═══ RECORDS SUPPLIED ═══

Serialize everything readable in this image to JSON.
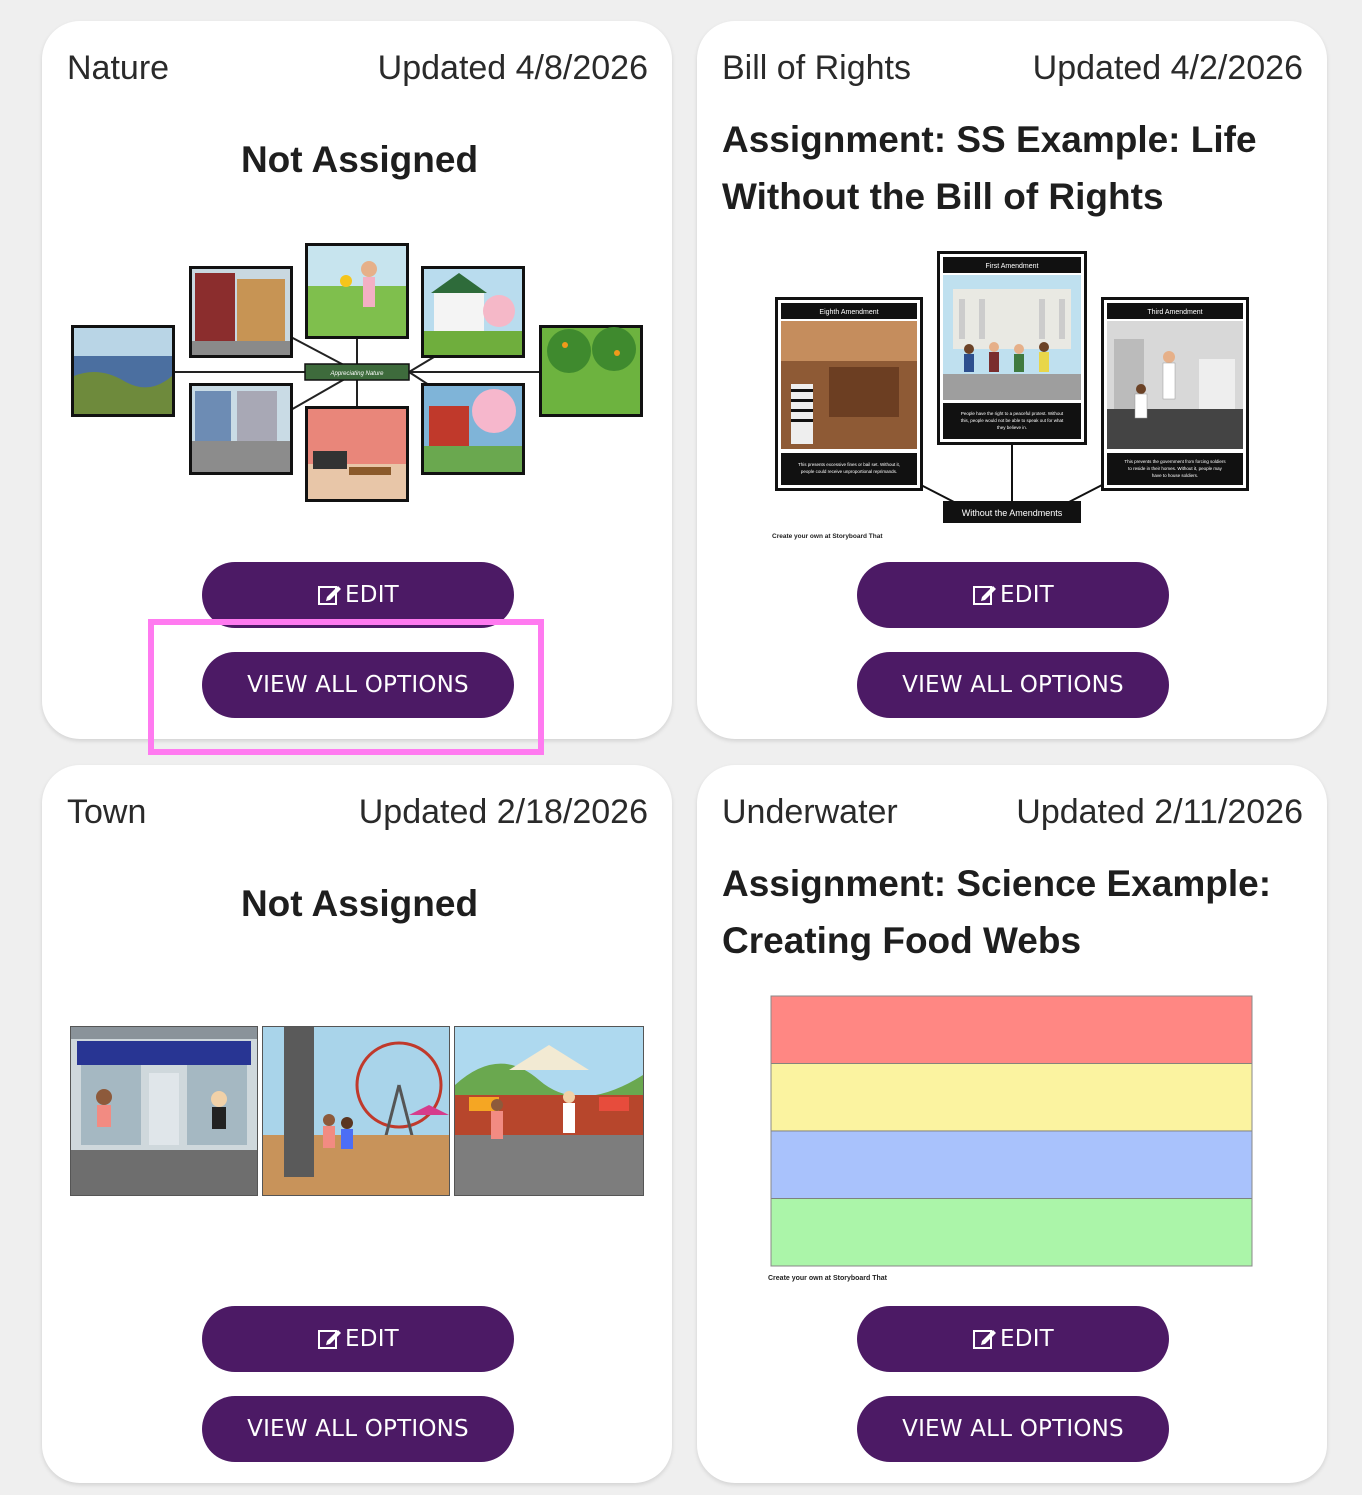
{
  "cards": [
    {
      "category": "Nature",
      "updated": "Updated 4/8/2026",
      "status_title": "Not Assigned",
      "diagram_center_label": "Appreciating Nature",
      "edit_label": "EDIT",
      "view_label": "VIEW ALL OPTIONS"
    },
    {
      "category": "Bill of Rights",
      "updated": "Updated 4/2/2026",
      "status_title": "Assignment: SS Example: Life Without the Bill of Rights",
      "panels": [
        {
          "heading": "Eighth Amendment",
          "caption": "This prevents excessive fines or bail set. Without it, people could receive unproportional reprimands."
        },
        {
          "heading": "First Amendment",
          "caption": "People have the right to a peaceful protest. Without this, people would not be able to speak out for what they believe in."
        },
        {
          "heading": "Third Amendment",
          "caption": "This prevents the government from forcing soldiers to reside in their homes. Without it, people may have to house soldiers."
        }
      ],
      "center_label": "Without the Amendments",
      "credit": "Create your own at Storyboard That",
      "edit_label": "EDIT",
      "view_label": "VIEW ALL OPTIONS"
    },
    {
      "category": "Town",
      "updated": "Updated 2/18/2026",
      "status_title": "Not Assigned",
      "edit_label": "EDIT",
      "view_label": "VIEW ALL OPTIONS"
    },
    {
      "category": "Underwater",
      "updated": "Updated 2/11/2026",
      "status_title": "Assignment: Science Example: Creating Food Webs",
      "band_colors": [
        "#ff8783",
        "#fbf3a0",
        "#a9c2fc",
        "#abf5a9"
      ],
      "credit": "Create your own at Storyboard That",
      "edit_label": "EDIT",
      "view_label": "VIEW ALL OPTIONS"
    }
  ],
  "colors": {
    "button": "#4c1a65",
    "highlight": "#ff7af0",
    "background": "#efefef"
  }
}
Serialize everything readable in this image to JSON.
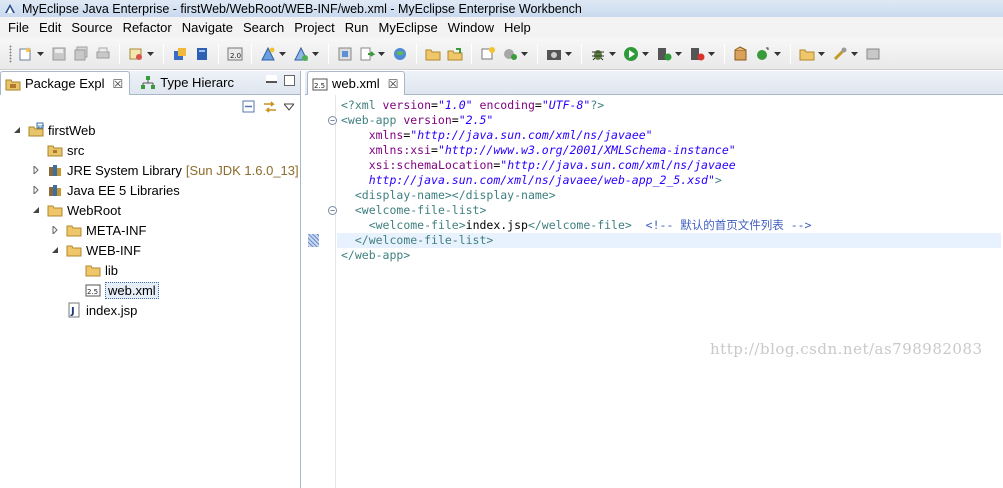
{
  "window": {
    "title": "MyEclipse Java Enterprise - firstWeb/WebRoot/WEB-INF/web.xml - MyEclipse Enterprise Workbench"
  },
  "menubar": {
    "items": [
      "File",
      "Edit",
      "Source",
      "Refactor",
      "Navigate",
      "Search",
      "Project",
      "Run",
      "MyEclipse",
      "Window",
      "Help"
    ]
  },
  "left_pane": {
    "tabs": [
      {
        "label": "Package Expl",
        "active": true
      },
      {
        "label": "Type Hierarc",
        "active": false
      }
    ],
    "close_glyph": "☒",
    "tree": [
      {
        "label": "firstWeb",
        "icon": "project-icon",
        "expanded": true
      },
      {
        "label": "src",
        "icon": "source-folder-icon"
      },
      {
        "label": "JRE System Library",
        "decoration": "[Sun JDK 1.6.0_13]",
        "icon": "library-icon",
        "expanded": false
      },
      {
        "label": "Java EE 5 Libraries",
        "icon": "library-icon",
        "expanded": false
      },
      {
        "label": "WebRoot",
        "icon": "folder-icon",
        "expanded": true
      },
      {
        "label": "META-INF",
        "icon": "folder-icon",
        "expanded": false
      },
      {
        "label": "WEB-INF",
        "icon": "folder-icon",
        "expanded": true
      },
      {
        "label": "lib",
        "icon": "folder-icon"
      },
      {
        "label": "web.xml",
        "icon": "xml-file-icon",
        "selected": true
      },
      {
        "label": "index.jsp",
        "icon": "jsp-file-icon"
      }
    ]
  },
  "editor": {
    "tab_label": "web.xml",
    "lines": [
      {
        "parts": [
          [
            "pi",
            "<?xml "
          ],
          [
            "attr",
            "version"
          ],
          [
            "text",
            "="
          ],
          [
            "val",
            "\"1.0\""
          ],
          [
            "text",
            " "
          ],
          [
            "attr",
            "encoding"
          ],
          [
            "text",
            "="
          ],
          [
            "val",
            "\"UTF-8\""
          ],
          [
            "pi",
            "?>"
          ]
        ]
      },
      {
        "parts": [
          [
            "tag",
            "<web-app "
          ],
          [
            "attr",
            "version"
          ],
          [
            "text",
            "="
          ],
          [
            "val",
            "\"2.5\""
          ]
        ]
      },
      {
        "parts": [
          [
            "text",
            "    "
          ],
          [
            "attr",
            "xmlns"
          ],
          [
            "text",
            "="
          ],
          [
            "val",
            "\"http://java.sun.com/xml/ns/javaee\""
          ]
        ]
      },
      {
        "parts": [
          [
            "text",
            "    "
          ],
          [
            "attr",
            "xmlns:xsi"
          ],
          [
            "text",
            "="
          ],
          [
            "val",
            "\"http://www.w3.org/2001/XMLSchema-instance\""
          ]
        ]
      },
      {
        "parts": [
          [
            "text",
            "    "
          ],
          [
            "attr",
            "xsi:schemaLocation"
          ],
          [
            "text",
            "="
          ],
          [
            "val",
            "\"http://java.sun.com/xml/ns/javaee"
          ]
        ]
      },
      {
        "parts": [
          [
            "text",
            "    "
          ],
          [
            "val",
            "http://java.sun.com/xml/ns/javaee/web-app_2_5.xsd\""
          ],
          [
            "tag",
            ">"
          ]
        ]
      },
      {
        "parts": [
          [
            "text",
            "  "
          ],
          [
            "tag",
            "<display-name></display-name>"
          ]
        ]
      },
      {
        "parts": [
          [
            "text",
            "  "
          ],
          [
            "tag",
            "<welcome-file-list>"
          ]
        ]
      },
      {
        "parts": [
          [
            "text",
            "    "
          ],
          [
            "tag",
            "<welcome-file>"
          ],
          [
            "text",
            "index.jsp"
          ],
          [
            "tag",
            "</welcome-file>"
          ],
          [
            "text",
            "  "
          ],
          [
            "comment",
            "<!-- 默认的首页文件列表 -->"
          ]
        ]
      },
      {
        "parts": [
          [
            "text",
            "  "
          ],
          [
            "tag",
            "</welcome-file-list>"
          ]
        ],
        "current": true
      },
      {
        "parts": [
          [
            "tag",
            "</web-app>"
          ]
        ]
      }
    ],
    "watermark": "http://blog.csdn.net/as798982083"
  }
}
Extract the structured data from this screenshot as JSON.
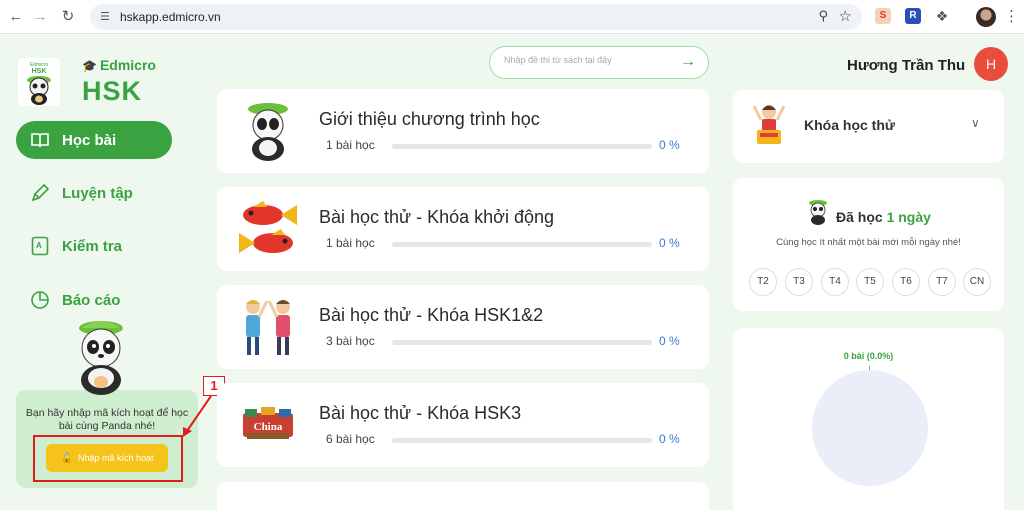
{
  "browser": {
    "url": "hskapp.edmicro.vn",
    "back_icon": "arrow-left",
    "forward_icon": "arrow-right",
    "reload_icon": "reload",
    "site_info_icon": "tune",
    "zoom_icon": "magnifier-minus",
    "star_icon": "star",
    "extensions_icon": "puzzle",
    "menu_icon": "kebab"
  },
  "logo": {
    "brand": "Edmicro",
    "product": "HSK"
  },
  "sidebar": {
    "items": [
      {
        "label": "Học bài",
        "icon": "book-open",
        "active": true
      },
      {
        "label": "Luyện tập",
        "icon": "pencil",
        "active": false
      },
      {
        "label": "Kiểm tra",
        "icon": "exam",
        "active": false
      },
      {
        "label": "Báo cáo",
        "icon": "pie-chart",
        "active": false
      }
    ],
    "activation": {
      "text": "Bạn hãy nhập mã kích hoạt để học bài cùng Panda nhé!",
      "button_label": "Nhập mã kích hoạt",
      "button_icon": "lock",
      "callout_number": "1",
      "highlight_color": "#e11d1d"
    }
  },
  "search": {
    "placeholder": "Nhập đề thi từ sách tại đây",
    "submit_icon": "arrow-right"
  },
  "courses": [
    {
      "title": "Giới thiệu chương trình học",
      "lessons": "1 bài học",
      "progress": 0,
      "percent_label": "0 %",
      "thumb": "panda"
    },
    {
      "title": "Bài học thử - Khóa khởi động",
      "lessons": "1 bài học",
      "progress": 0,
      "percent_label": "0 %",
      "thumb": "red-fish"
    },
    {
      "title": "Bài học thử - Khóa HSK1&2",
      "lessons": "3 bài học",
      "progress": 0,
      "percent_label": "0 %",
      "thumb": "high-five"
    },
    {
      "title": "Bài học thử - Khóa HSK3",
      "lessons": "6 bài học",
      "progress": 0,
      "percent_label": "0 %",
      "thumb": "china-collage"
    }
  ],
  "user": {
    "name": "Hương Trần Thu",
    "initial": "H",
    "avatar_color": "#ea4d3d"
  },
  "trial": {
    "label": "Khóa học thử",
    "chevron_icon": "chevron-down"
  },
  "streak": {
    "prefix": "Đã học",
    "days": "1 ngày",
    "hint": "Cùng học ít nhất một bài mới mỗi ngày nhé!",
    "weekdays": [
      "T2",
      "T3",
      "T4",
      "T5",
      "T6",
      "T7",
      "CN"
    ]
  },
  "stats": {
    "label": "0 bài (0.0%)",
    "value": 0
  },
  "colors": {
    "primary": "#3aa241",
    "accent_yellow": "#f6c31a",
    "percent_blue": "#3a7bd5",
    "background": "#eef8ee"
  }
}
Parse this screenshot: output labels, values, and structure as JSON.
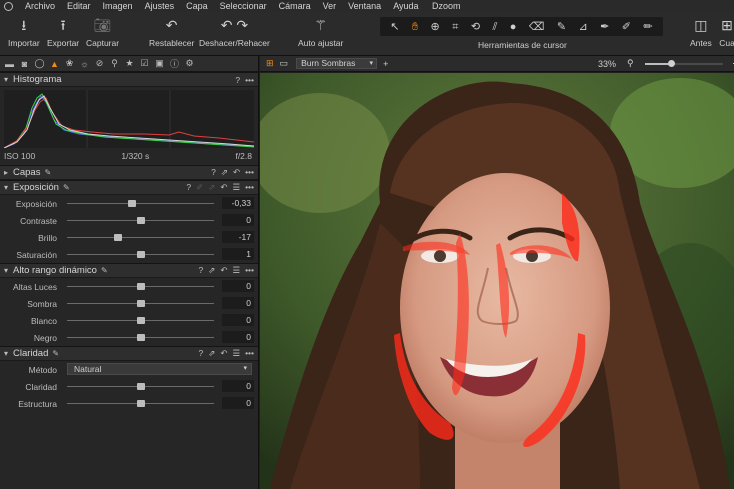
{
  "menubar": {
    "items": [
      "Archivo",
      "Editar",
      "Imagen",
      "Ajustes",
      "Capa",
      "Seleccionar",
      "Cámara",
      "Ver",
      "Ventana",
      "Ayuda"
    ],
    "window_title": "Dzoom"
  },
  "toolbar": {
    "import_label": "Importar",
    "export_label": "Exportar",
    "capture_label": "Capturar",
    "reset_label": "Restablecer",
    "undo_redo_label": "Deshacer/Rehacer",
    "auto_adjust_label": "Auto ajustar",
    "cursor_tools_label": "Herramientas de cursor",
    "before_label": "Antes",
    "quad_label": "Cua"
  },
  "histogram": {
    "title": "Histograma",
    "iso": "ISO 100",
    "shutter": "1/320 s",
    "aperture": "f/2.8",
    "colors": {
      "red": "#e04040",
      "green": "#3fd24a",
      "blue": "#4a6cf0",
      "luma": "#d8d8d8"
    }
  },
  "layers": {
    "title": "Capas"
  },
  "exposure": {
    "title": "Exposición",
    "rows": [
      {
        "label": "Exposición",
        "value": "-0,33",
        "level": -0.11
      },
      {
        "label": "Contraste",
        "value": "0",
        "level": 0
      },
      {
        "label": "Brillo",
        "value": "-17",
        "level": -0.3
      },
      {
        "label": "Saturación",
        "value": "1",
        "level": 0.01
      }
    ]
  },
  "hdr": {
    "title": "Alto rango dinámico",
    "rows": [
      {
        "label": "Altas Luces",
        "value": "0",
        "level": 0
      },
      {
        "label": "Sombra",
        "value": "0",
        "level": 0
      },
      {
        "label": "Blanco",
        "value": "0",
        "level": 0
      },
      {
        "label": "Negro",
        "value": "0",
        "level": 0
      }
    ]
  },
  "clarity": {
    "title": "Claridad",
    "method_label": "Método",
    "method_value": "Natural",
    "rows": [
      {
        "label": "Claridad",
        "value": "0",
        "level": 0
      },
      {
        "label": "Estructura",
        "value": "0",
        "level": 0
      }
    ]
  },
  "viewer": {
    "layer_select": "Burn Sombras",
    "zoom": "33%",
    "zoom_level": 0.33,
    "mask_color": "#ff2a1a",
    "accent": "#f08a1a"
  }
}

═══

## WHAT IS BEING ASKED
Gather each line from the listing above that holds "JSON".

## RESPONSE TO THE TASK
Serialize everything readable in this image to JSON.
Serialize everything readable in this image to JSON.
Extract the structured data from this screenshot as JSON.
Parse this screenshot: output labels, values, and structure as JSON.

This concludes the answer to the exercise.